--- Start of SUPPLIED DATA ---

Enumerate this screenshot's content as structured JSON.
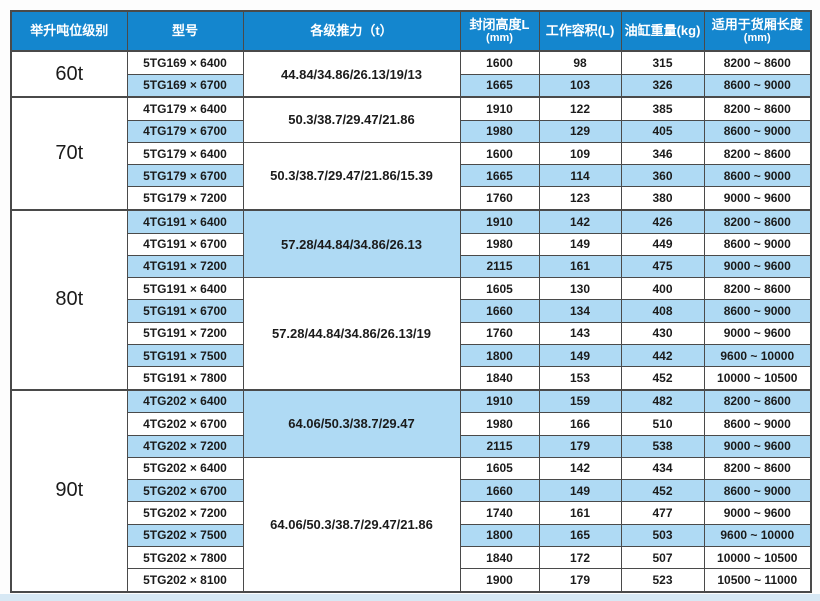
{
  "colors": {
    "header_bg": "#1486CE",
    "header_text": "#ffffff",
    "row_highlight": "#AFDAF4",
    "border": "#4a4a4a",
    "text": "#1b1b1b"
  },
  "table": {
    "headers": [
      {
        "label": "举升吨位级别",
        "sub": ""
      },
      {
        "label": "型号",
        "sub": ""
      },
      {
        "label": "各级推力（t）",
        "sub": ""
      },
      {
        "label": "封闭高度L",
        "sub": "(mm)"
      },
      {
        "label": "工作容积(L)",
        "sub": ""
      },
      {
        "label": "油缸重量(kg)",
        "sub": ""
      },
      {
        "label": "适用于货厢长度",
        "sub": "(mm)"
      }
    ],
    "groups": [
      {
        "tonnage": "60t",
        "subgroups": [
          {
            "thrust": "44.84/34.86/26.13/19/13",
            "thrust_highlight": false,
            "rows": [
              {
                "model": "5TG169 × 6400",
                "closed_height": "1600",
                "volume": "98",
                "weight": "315",
                "box_length": "8200 ~ 8600",
                "highlight": false
              },
              {
                "model": "5TG169 × 6700",
                "closed_height": "1665",
                "volume": "103",
                "weight": "326",
                "box_length": "8600 ~ 9000",
                "highlight": true
              }
            ]
          }
        ]
      },
      {
        "tonnage": "70t",
        "subgroups": [
          {
            "thrust": "50.3/38.7/29.47/21.86",
            "thrust_highlight": false,
            "rows": [
              {
                "model": "4TG179 × 6400",
                "closed_height": "1910",
                "volume": "122",
                "weight": "385",
                "box_length": "8200 ~ 8600",
                "highlight": false
              },
              {
                "model": "4TG179 × 6700",
                "closed_height": "1980",
                "volume": "129",
                "weight": "405",
                "box_length": "8600 ~ 9000",
                "highlight": true
              }
            ]
          },
          {
            "thrust": "50.3/38.7/29.47/21.86/15.39",
            "thrust_highlight": false,
            "rows": [
              {
                "model": "5TG179 × 6400",
                "closed_height": "1600",
                "volume": "109",
                "weight": "346",
                "box_length": "8200 ~ 8600",
                "highlight": false
              },
              {
                "model": "5TG179 × 6700",
                "closed_height": "1665",
                "volume": "114",
                "weight": "360",
                "box_length": "8600 ~ 9000",
                "highlight": true
              },
              {
                "model": "5TG179 × 7200",
                "closed_height": "1760",
                "volume": "123",
                "weight": "380",
                "box_length": "9000 ~ 9600",
                "highlight": false
              }
            ]
          }
        ]
      },
      {
        "tonnage": "80t",
        "subgroups": [
          {
            "thrust": "57.28/44.84/34.86/26.13",
            "thrust_highlight": true,
            "rows": [
              {
                "model": "4TG191 × 6400",
                "closed_height": "1910",
                "volume": "142",
                "weight": "426",
                "box_length": "8200 ~ 8600",
                "highlight": true
              },
              {
                "model": "4TG191 × 6700",
                "closed_height": "1980",
                "volume": "149",
                "weight": "449",
                "box_length": "8600 ~ 9000",
                "highlight": false
              },
              {
                "model": "4TG191 × 7200",
                "closed_height": "2115",
                "volume": "161",
                "weight": "475",
                "box_length": "9000 ~ 9600",
                "highlight": true
              }
            ]
          },
          {
            "thrust": "57.28/44.84/34.86/26.13/19",
            "thrust_highlight": false,
            "rows": [
              {
                "model": "5TG191 × 6400",
                "closed_height": "1605",
                "volume": "130",
                "weight": "400",
                "box_length": "8200 ~ 8600",
                "highlight": false
              },
              {
                "model": "5TG191 × 6700",
                "closed_height": "1660",
                "volume": "134",
                "weight": "408",
                "box_length": "8600 ~ 9000",
                "highlight": true
              },
              {
                "model": "5TG191 × 7200",
                "closed_height": "1760",
                "volume": "143",
                "weight": "430",
                "box_length": "9000 ~ 9600",
                "highlight": false
              },
              {
                "model": "5TG191 × 7500",
                "closed_height": "1800",
                "volume": "149",
                "weight": "442",
                "box_length": "9600 ~ 10000",
                "highlight": true
              },
              {
                "model": "5TG191 × 7800",
                "closed_height": "1840",
                "volume": "153",
                "weight": "452",
                "box_length": "10000 ~ 10500",
                "highlight": false
              }
            ]
          }
        ]
      },
      {
        "tonnage": "90t",
        "subgroups": [
          {
            "thrust": "64.06/50.3/38.7/29.47",
            "thrust_highlight": true,
            "rows": [
              {
                "model": "4TG202 × 6400",
                "closed_height": "1910",
                "volume": "159",
                "weight": "482",
                "box_length": "8200 ~ 8600",
                "highlight": true
              },
              {
                "model": "4TG202 × 6700",
                "closed_height": "1980",
                "volume": "166",
                "weight": "510",
                "box_length": "8600 ~ 9000",
                "highlight": false
              },
              {
                "model": "4TG202 × 7200",
                "closed_height": "2115",
                "volume": "179",
                "weight": "538",
                "box_length": "9000 ~ 9600",
                "highlight": true
              }
            ]
          },
          {
            "thrust": "64.06/50.3/38.7/29.47/21.86",
            "thrust_highlight": false,
            "rows": [
              {
                "model": "5TG202 × 6400",
                "closed_height": "1605",
                "volume": "142",
                "weight": "434",
                "box_length": "8200 ~ 8600",
                "highlight": false
              },
              {
                "model": "5TG202 × 6700",
                "closed_height": "1660",
                "volume": "149",
                "weight": "452",
                "box_length": "8600 ~ 9000",
                "highlight": true
              },
              {
                "model": "5TG202 × 7200",
                "closed_height": "1740",
                "volume": "161",
                "weight": "477",
                "box_length": "9000 ~ 9600",
                "highlight": false
              },
              {
                "model": "5TG202 × 7500",
                "closed_height": "1800",
                "volume": "165",
                "weight": "503",
                "box_length": "9600 ~ 10000",
                "highlight": true
              },
              {
                "model": "5TG202 × 7800",
                "closed_height": "1840",
                "volume": "172",
                "weight": "507",
                "box_length": "10000 ~ 10500",
                "highlight": false
              },
              {
                "model": "5TG202 × 8100",
                "closed_height": "1900",
                "volume": "179",
                "weight": "523",
                "box_length": "10500 ~ 11000",
                "highlight": false
              }
            ]
          }
        ]
      }
    ]
  }
}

--- End of SUPPLIED DATA ---

DIRECTION – Leave the images out and output the remaining material exactly as it stands.

SOLUTION FOR THIS EXERCISE –
Enumerate this screenshot's content as structured JSON.
{
  "colors": {
    "header_bg": "#1486CE",
    "header_text": "#ffffff",
    "row_highlight": "#AFDAF4",
    "border": "#4a4a4a",
    "text": "#1b1b1b"
  },
  "table": {
    "headers": [
      {
        "label": "举升吨位级别",
        "sub": ""
      },
      {
        "label": "型号",
        "sub": ""
      },
      {
        "label": "各级推力（t）",
        "sub": ""
      },
      {
        "label": "封闭高度L",
        "sub": "(mm)"
      },
      {
        "label": "工作容积(L)",
        "sub": ""
      },
      {
        "label": "油缸重量(kg)",
        "sub": ""
      },
      {
        "label": "适用于货厢长度",
        "sub": "(mm)"
      }
    ],
    "groups": [
      {
        "tonnage": "60t",
        "subgroups": [
          {
            "thrust": "44.84/34.86/26.13/19/13",
            "thrust_highlight": false,
            "rows": [
              {
                "model": "5TG169 × 6400",
                "closed_height": "1600",
                "volume": "98",
                "weight": "315",
                "box_length": "8200 ~ 8600",
                "highlight": false
              },
              {
                "model": "5TG169 × 6700",
                "closed_height": "1665",
                "volume": "103",
                "weight": "326",
                "box_length": "8600 ~ 9000",
                "highlight": true
              }
            ]
          }
        ]
      },
      {
        "tonnage": "70t",
        "subgroups": [
          {
            "thrust": "50.3/38.7/29.47/21.86",
            "thrust_highlight": false,
            "rows": [
              {
                "model": "4TG179 × 6400",
                "closed_height": "1910",
                "volume": "122",
                "weight": "385",
                "box_length": "8200 ~ 8600",
                "highlight": false
              },
              {
                "model": "4TG179 × 6700",
                "closed_height": "1980",
                "volume": "129",
                "weight": "405",
                "box_length": "8600 ~ 9000",
                "highlight": true
              }
            ]
          },
          {
            "thrust": "50.3/38.7/29.47/21.86/15.39",
            "thrust_highlight": false,
            "rows": [
              {
                "model": "5TG179 × 6400",
                "closed_height": "1600",
                "volume": "109",
                "weight": "346",
                "box_length": "8200 ~ 8600",
                "highlight": false
              },
              {
                "model": "5TG179 × 6700",
                "closed_height": "1665",
                "volume": "114",
                "weight": "360",
                "box_length": "8600 ~ 9000",
                "highlight": true
              },
              {
                "model": "5TG179 × 7200",
                "closed_height": "1760",
                "volume": "123",
                "weight": "380",
                "box_length": "9000 ~ 9600",
                "highlight": false
              }
            ]
          }
        ]
      },
      {
        "tonnage": "80t",
        "subgroups": [
          {
            "thrust": "57.28/44.84/34.86/26.13",
            "thrust_highlight": true,
            "rows": [
              {
                "model": "4TG191 × 6400",
                "closed_height": "1910",
                "volume": "142",
                "weight": "426",
                "box_length": "8200 ~ 8600",
                "highlight": true
              },
              {
                "model": "4TG191 × 6700",
                "closed_height": "1980",
                "volume": "149",
                "weight": "449",
                "box_length": "8600 ~ 9000",
                "highlight": false
              },
              {
                "model": "4TG191 × 7200",
                "closed_height": "2115",
                "volume": "161",
                "weight": "475",
                "box_length": "9000 ~ 9600",
                "highlight": true
              }
            ]
          },
          {
            "thrust": "57.28/44.84/34.86/26.13/19",
            "thrust_highlight": false,
            "rows": [
              {
                "model": "5TG191 × 6400",
                "closed_height": "1605",
                "volume": "130",
                "weight": "400",
                "box_length": "8200 ~ 8600",
                "highlight": false
              },
              {
                "model": "5TG191 × 6700",
                "closed_height": "1660",
                "volume": "134",
                "weight": "408",
                "box_length": "8600 ~ 9000",
                "highlight": true
              },
              {
                "model": "5TG191 × 7200",
                "closed_height": "1760",
                "volume": "143",
                "weight": "430",
                "box_length": "9000 ~ 9600",
                "highlight": false
              },
              {
                "model": "5TG191 × 7500",
                "closed_height": "1800",
                "volume": "149",
                "weight": "442",
                "box_length": "9600 ~ 10000",
                "highlight": true
              },
              {
                "model": "5TG191 × 7800",
                "closed_height": "1840",
                "volume": "153",
                "weight": "452",
                "box_length": "10000 ~ 10500",
                "highlight": false
              }
            ]
          }
        ]
      },
      {
        "tonnage": "90t",
        "subgroups": [
          {
            "thrust": "64.06/50.3/38.7/29.47",
            "thrust_highlight": true,
            "rows": [
              {
                "model": "4TG202 × 6400",
                "closed_height": "1910",
                "volume": "159",
                "weight": "482",
                "box_length": "8200 ~ 8600",
                "highlight": true
              },
              {
                "model": "4TG202 × 6700",
                "closed_height": "1980",
                "volume": "166",
                "weight": "510",
                "box_length": "8600 ~ 9000",
                "highlight": false
              },
              {
                "model": "4TG202 × 7200",
                "closed_height": "2115",
                "volume": "179",
                "weight": "538",
                "box_length": "9000 ~ 9600",
                "highlight": true
              }
            ]
          },
          {
            "thrust": "64.06/50.3/38.7/29.47/21.86",
            "thrust_highlight": false,
            "rows": [
              {
                "model": "5TG202 × 6400",
                "closed_height": "1605",
                "volume": "142",
                "weight": "434",
                "box_length": "8200 ~ 8600",
                "highlight": false
              },
              {
                "model": "5TG202 × 6700",
                "closed_height": "1660",
                "volume": "149",
                "weight": "452",
                "box_length": "8600 ~ 9000",
                "highlight": true
              },
              {
                "model": "5TG202 × 7200",
                "closed_height": "1740",
                "volume": "161",
                "weight": "477",
                "box_length": "9000 ~ 9600",
                "highlight": false
              },
              {
                "model": "5TG202 × 7500",
                "closed_height": "1800",
                "volume": "165",
                "weight": "503",
                "box_length": "9600 ~ 10000",
                "highlight": true
              },
              {
                "model": "5TG202 × 7800",
                "closed_height": "1840",
                "volume": "172",
                "weight": "507",
                "box_length": "10000 ~ 10500",
                "highlight": false
              },
              {
                "model": "5TG202 × 8100",
                "closed_height": "1900",
                "volume": "179",
                "weight": "523",
                "box_length": "10500 ~ 11000",
                "highlight": false
              }
            ]
          }
        ]
      }
    ]
  }
}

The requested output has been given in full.